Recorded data

※ ※ ※

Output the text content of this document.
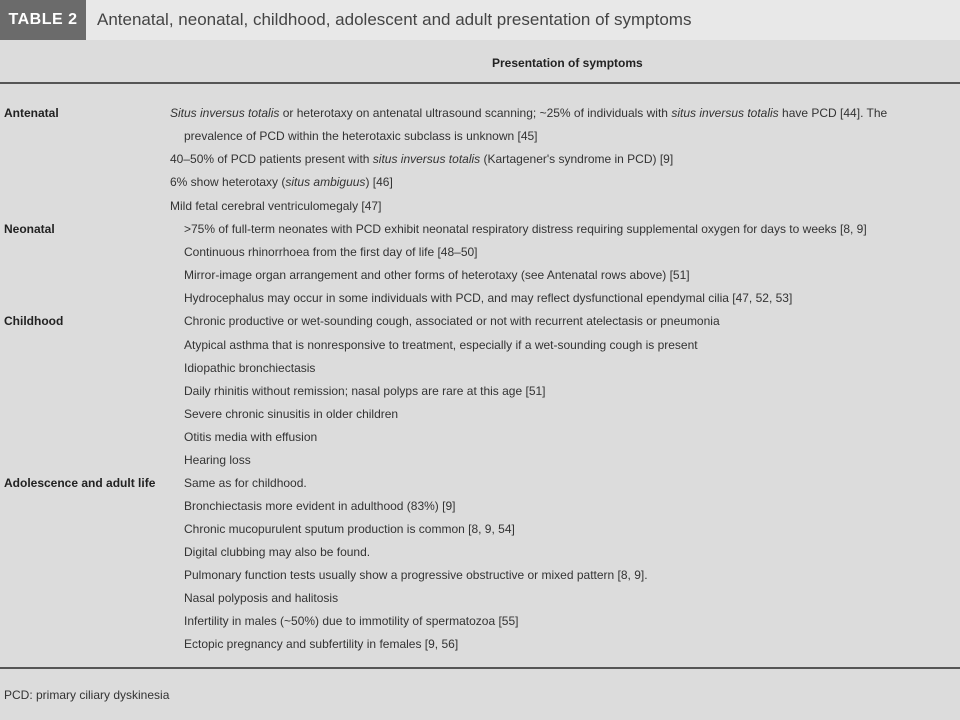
TABLE 2	Antenatal, neonatal, childhood, adolescent and adult presentation of symptoms
Presentation of symptoms
Antenatal	Situs inversus totalis or heterotaxy on antenatal ultrasound scanning; ~25% of individuals with situs inversus totalis have PCD [44]. The
prevalence of PCD within the heterotaxic subclass is unknown [45]
40–50% of PCD patients present with situs inversus totalis (Kartagener's syndrome in PCD) [9]
6% show heterotaxy (situs ambiguus) [46]
Mild fetal cerebral ventriculomegaly [47]
Neonatal	>75% of full-term neonates with PCD exhibit neonatal respiratory distress requiring supplemental oxygen for days to weeks [8, 9]
Continuous rhinorrhoea from the first day of life [48–50]
Mirror-image organ arrangement and other forms of heterotaxy (see Antenatal rows above) [51]
Hydrocephalus may occur in some individuals with PCD, and may reflect dysfunctional ependymal cilia [47, 52, 53]
Childhood	Chronic productive or wet-sounding cough, associated or not with recurrent atelectasis or pneumonia
Atypical asthma that is nonresponsive to treatment, especially if a wet-sounding cough is present
Idiopathic bronchiectasis
Daily rhinitis without remission; nasal polyps are rare at this age [51]
Severe chronic sinusitis in older children
Otitis media with effusion
Hearing loss
Adolescence and adult life Same as for childhood.
Bronchiectasis more evident in adulthood (83%) [9]
Chronic mucopurulent sputum production is common [8, 9, 54]
Digital clubbing may also be found.
Pulmonary function tests usually show a progressive obstructive or mixed pattern [8, 9].
Nasal polyposis and halitosis
Infertility in males (~50%) due to immotility of spermatozoa [55]
Ectopic pregnancy and subfertility in females [9, 56]
PCD: primary ciliary dyskinesia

※ ※ ※

_WORK REQUEST:_
Whenever a line in the records contains the word "cough", copy that line.

_SOLUTION FOR THIS EXERCISE:_
Childhood	Chronic productive or wet-sounding cough, associated or not with recurrent atelectasis or pneumonia
Atypical asthma that is nonresponsive to treatment, especially if a wet-sounding cough is present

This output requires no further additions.